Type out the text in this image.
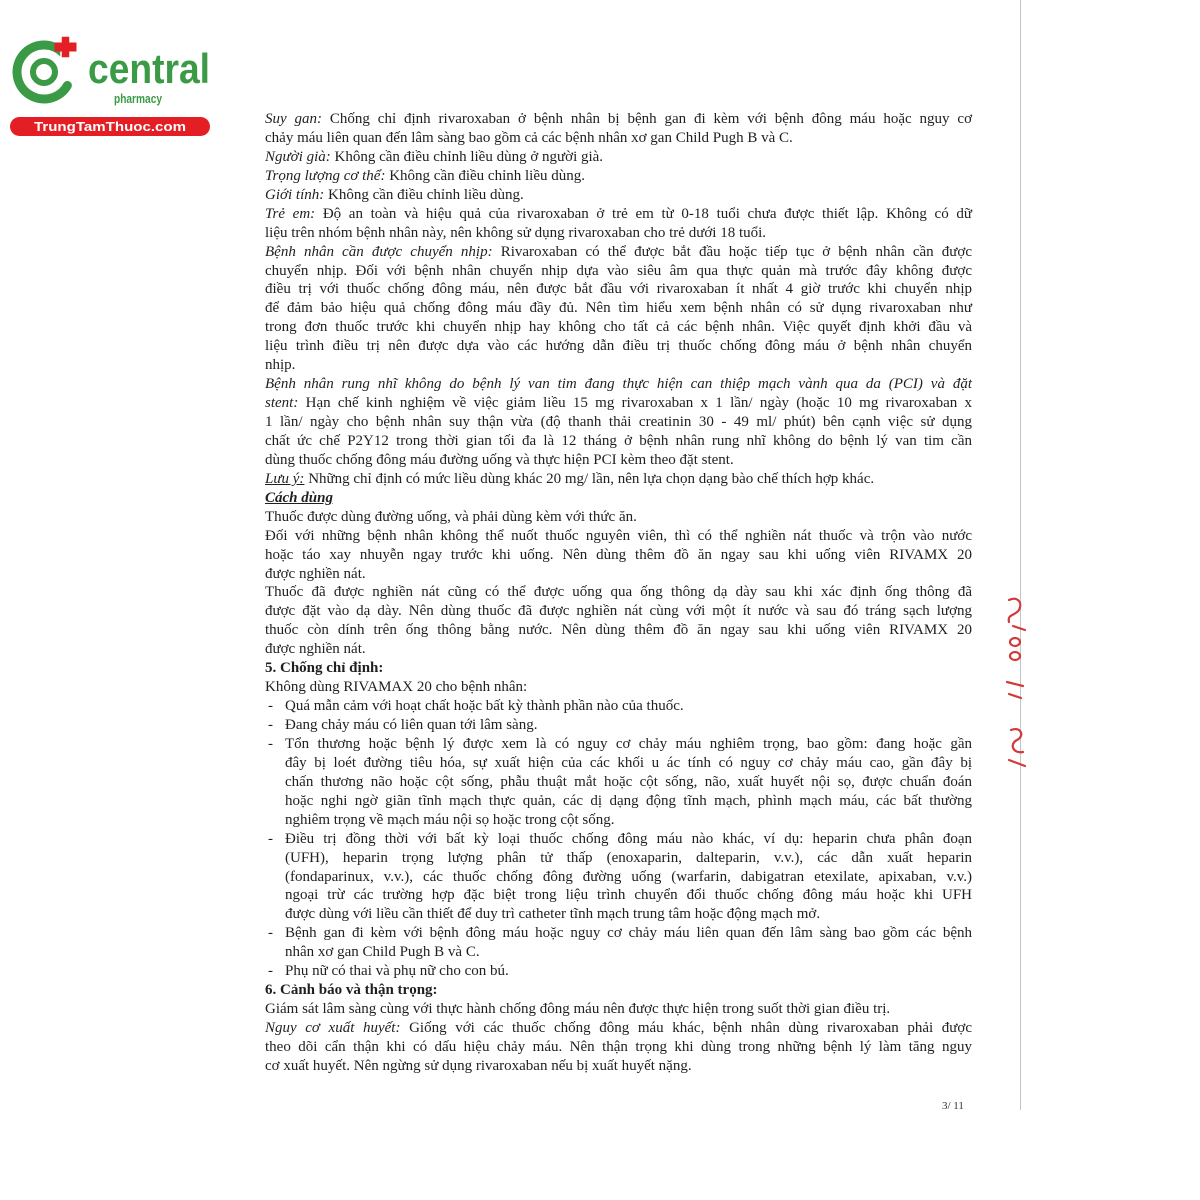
central
pharmacy
TrungTamThuoc.com	Suy gan: Chống chỉ định rivaroxaban ở bệnh nhân bị bệnh gan đi kèm với bệnh đông máu hoặc nguy cơ
chảy máu liên quan đến lâm sàng bao gồm cả các bệnh nhân xơ gan Child Pugh B và C.
Người già: Không cần điều chỉnh liều dùng ở người già.
Trọng lượng cơ thể: Không cần điều chỉnh liều dùng.
Giới tính: Không cần điều chỉnh liều dùng.
Trẻ em: Độ an toàn và hiệu quả của rivaroxaban ở trẻ em từ 0-18 tuổi chưa được thiết lập. Không có dữ
liệu trên nhóm bệnh nhân này, nên không sử dụng rivaroxaban cho trẻ dưới 18 tuổi.
Bệnh nhân cần được chuyển nhịp: Rivaroxaban có thể được bắt đầu hoặc tiếp tục ở bệnh nhân cần được
chuyển nhịp. Đối với bệnh nhân chuyển nhịp dựa vào siêu âm qua thực quản mà trước đây không được
điều trị với thuốc chống đông máu, nên được bắt đầu với rivaroxaban ít nhất 4 giờ trước khi chuyển nhịp
để đảm bảo hiệu quả chống đông máu đầy đủ. Nên tìm hiểu xem bệnh nhân có sử dụng rivaroxaban như
trong đơn thuốc trước khi chuyển nhịp hay không cho tất cả các bệnh nhân. Việc quyết định khởi đầu và
liệu trình điều trị nên được dựa vào các hướng dẫn điều trị thuốc chống đông máu ở bệnh nhân chuyển
nhịp.
Bệnh nhân rung nhĩ không do bệnh lý van tim đang thực hiện can thiệp mạch vành qua da (PCI) và đặt
stent: Hạn chế kinh nghiệm về việc giảm liều 15 mg rivaroxaban x 1 lần/ ngày (hoặc 10 mg rivaroxaban x
1 lần/ ngày cho bệnh nhân suy thận vừa (độ thanh thải creatinin 30 - 49 ml/ phút) bên cạnh việc sử dụng
chất ức chế P2Y12 trong thời gian tối đa là 12 tháng ở bệnh nhân rung nhĩ không do bệnh lý van tim cần
dùng thuốc chống đông máu đường uống và thực hiện PCI kèm theo đặt stent.
Lưu ý: Những chỉ định có mức liều dùng khác 20 mg/ lần, nên lựa chọn dạng bào chế thích hợp khác.
Cách dùng
Thuốc được dùng đường uống, và phải dùng kèm với thức ăn.
Đối với những bệnh nhân không thể nuốt thuốc nguyên viên, thì có thể nghiền nát thuốc và trộn vào nước
hoặc táo xay nhuyễn ngay trước khi uống. Nên dùng thêm đồ ăn ngay sau khi uống viên RIVAMX 20
được nghiền nát.
Thuốc đã được nghiền nát cũng có thể được uống qua ống thông dạ dày sau khi xác định ống thông đã
được đặt vào dạ dày. Nên dùng thuốc đã được nghiền nát cùng với một ít nước và sau đó tráng sạch lượng
thuốc còn dính trên ống thông bằng nước. Nên dùng thêm đồ ăn ngay sau khi uống viên RIVAMX 20
được nghiền nát.
5. Chống chỉ định:
Không dùng RIVAMAX 20 cho bệnh nhân:
- Quá mẫn cảm với hoạt chất hoặc bất kỳ thành phần nào của thuốc.
- Đang chảy máu có liên quan tới lâm sàng.
- Tổn thương hoặc bệnh lý được xem là có nguy cơ chảy máu nghiêm trọng, bao gồm: đang hoặc gần
đây bị loét đường tiêu hóa, sự xuất hiện của các khối u ác tính có nguy cơ chảy máu cao, gần đây bị
chấn thương não hoặc cột sống, phẫu thuật mắt hoặc cột sống, não, xuất huyết nội sọ, được chuẩn đoán
hoặc nghi ngờ giãn tĩnh mạch thực quản, các dị dạng động tĩnh mạch, phình mạch máu, các bất thường
nghiêm trọng về mạch máu nội sọ hoặc trong cột sống.
- Điều trị đồng thời với bất kỳ loại thuốc chống đông máu nào khác, ví dụ: heparin chưa phân đoạn
(UFH), heparin trọng lượng phân tử thấp (enoxaparin, dalteparin, v.v.), các dẫn xuất heparin
(fondaparinux, v.v.), các thuốc chống đông đường uống (warfarin, dabigatran etexilate, apixaban, v.v.)
ngoại trừ các trường hợp đặc biệt trong liệu trình chuyển đổi thuốc chống đông máu hoặc khi UFH
được dùng với liều cần thiết để duy trì catheter tĩnh mạch trung tâm hoặc động mạch mở.
- Bệnh gan đi kèm với bệnh đông máu hoặc nguy cơ chảy máu liên quan đến lâm sàng bao gồm các bệnh
nhân xơ gan Child Pugh B và C.
- Phụ nữ có thai và phụ nữ cho con bú.
6. Cảnh báo và thận trọng:
Giám sát lâm sàng cùng với thực hành chống đông máu nên được thực hiện trong suốt thời gian điều trị.
Nguy cơ xuất huyết: Giống với các thuốc chống đông máu khác, bệnh nhân dùng rivaroxaban phải được
theo dõi cẩn thận khi có dấu hiệu chảy máu. Nên thận trọng khi dùng trong những bệnh lý làm tăng nguy
cơ xuất huyết. Nên ngừng sử dụng rivaroxaban nếu bị xuất huyết nặng.
3/ 11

= = =

## GIVEN TASK
Copy the listing in full and without alteration, omitting every picture.

## RESPONSE BELOW
Type out the text in this image.
central
pharmacy
TrungTamThuoc.com	Suy gan: Chống chỉ định rivaroxaban ở bệnh nhân bị bệnh gan đi kèm với bệnh đông máu hoặc nguy cơ
chảy máu liên quan đến lâm sàng bao gồm cả các bệnh nhân xơ gan Child Pugh B và C.
Người già: Không cần điều chỉnh liều dùng ở người già.
Trọng lượng cơ thể: Không cần điều chỉnh liều dùng.
Giới tính: Không cần điều chỉnh liều dùng.
Trẻ em: Độ an toàn và hiệu quả của rivaroxaban ở trẻ em từ 0-18 tuổi chưa được thiết lập. Không có dữ
liệu trên nhóm bệnh nhân này, nên không sử dụng rivaroxaban cho trẻ dưới 18 tuổi.
Bệnh nhân cần được chuyển nhịp: Rivaroxaban có thể được bắt đầu hoặc tiếp tục ở bệnh nhân cần được
chuyển nhịp. Đối với bệnh nhân chuyển nhịp dựa vào siêu âm qua thực quản mà trước đây không được
điều trị với thuốc chống đông máu, nên được bắt đầu với rivaroxaban ít nhất 4 giờ trước khi chuyển nhịp
để đảm bảo hiệu quả chống đông máu đầy đủ. Nên tìm hiểu xem bệnh nhân có sử dụng rivaroxaban như
trong đơn thuốc trước khi chuyển nhịp hay không cho tất cả các bệnh nhân. Việc quyết định khởi đầu và
liệu trình điều trị nên được dựa vào các hướng dẫn điều trị thuốc chống đông máu ở bệnh nhân chuyển
nhịp.
Bệnh nhân rung nhĩ không do bệnh lý van tim đang thực hiện can thiệp mạch vành qua da (PCI) và đặt
stent: Hạn chế kinh nghiệm về việc giảm liều 15 mg rivaroxaban x 1 lần/ ngày (hoặc 10 mg rivaroxaban x
1 lần/ ngày cho bệnh nhân suy thận vừa (độ thanh thải creatinin 30 - 49 ml/ phút) bên cạnh việc sử dụng
chất ức chế P2Y12 trong thời gian tối đa là 12 tháng ở bệnh nhân rung nhĩ không do bệnh lý van tim cần
dùng thuốc chống đông máu đường uống và thực hiện PCI kèm theo đặt stent.
Lưu ý: Những chỉ định có mức liều dùng khác 20 mg/ lần, nên lựa chọn dạng bào chế thích hợp khác.
Cách dùng
Thuốc được dùng đường uống, và phải dùng kèm với thức ăn.
Đối với những bệnh nhân không thể nuốt thuốc nguyên viên, thì có thể nghiền nát thuốc và trộn vào nước
hoặc táo xay nhuyễn ngay trước khi uống. Nên dùng thêm đồ ăn ngay sau khi uống viên RIVAMX 20
được nghiền nát.
Thuốc đã được nghiền nát cũng có thể được uống qua ống thông dạ dày sau khi xác định ống thông đã
được đặt vào dạ dày. Nên dùng thuốc đã được nghiền nát cùng với một ít nước và sau đó tráng sạch lượng
thuốc còn dính trên ống thông bằng nước. Nên dùng thêm đồ ăn ngay sau khi uống viên RIVAMX 20
được nghiền nát.
5. Chống chỉ định:
Không dùng RIVAMAX 20 cho bệnh nhân:
- Quá mẫn cảm với hoạt chất hoặc bất kỳ thành phần nào của thuốc.
- Đang chảy máu có liên quan tới lâm sàng.
- Tổn thương hoặc bệnh lý được xem là có nguy cơ chảy máu nghiêm trọng, bao gồm: đang hoặc gần
đây bị loét đường tiêu hóa, sự xuất hiện của các khối u ác tính có nguy cơ chảy máu cao, gần đây bị
chấn thương não hoặc cột sống, phẫu thuật mắt hoặc cột sống, não, xuất huyết nội sọ, được chuẩn đoán
hoặc nghi ngờ giãn tĩnh mạch thực quản, các dị dạng động tĩnh mạch, phình mạch máu, các bất thường
nghiêm trọng về mạch máu nội sọ hoặc trong cột sống.
- Điều trị đồng thời với bất kỳ loại thuốc chống đông máu nào khác, ví dụ: heparin chưa phân đoạn
(UFH), heparin trọng lượng phân tử thấp (enoxaparin, dalteparin, v.v.), các dẫn xuất heparin
(fondaparinux, v.v.), các thuốc chống đông đường uống (warfarin, dabigatran etexilate, apixaban, v.v.)
ngoại trừ các trường hợp đặc biệt trong liệu trình chuyển đổi thuốc chống đông máu hoặc khi UFH
được dùng với liều cần thiết để duy trì catheter tĩnh mạch trung tâm hoặc động mạch mở.
- Bệnh gan đi kèm với bệnh đông máu hoặc nguy cơ chảy máu liên quan đến lâm sàng bao gồm các bệnh
nhân xơ gan Child Pugh B và C.
- Phụ nữ có thai và phụ nữ cho con bú.
6. Cảnh báo và thận trọng:
Giám sát lâm sàng cùng với thực hành chống đông máu nên được thực hiện trong suốt thời gian điều trị.
Nguy cơ xuất huyết: Giống với các thuốc chống đông máu khác, bệnh nhân dùng rivaroxaban phải được
theo dõi cẩn thận khi có dấu hiệu chảy máu. Nên thận trọng khi dùng trong những bệnh lý làm tăng nguy
cơ xuất huyết. Nên ngừng sử dụng rivaroxaban nếu bị xuất huyết nặng.
3/ 11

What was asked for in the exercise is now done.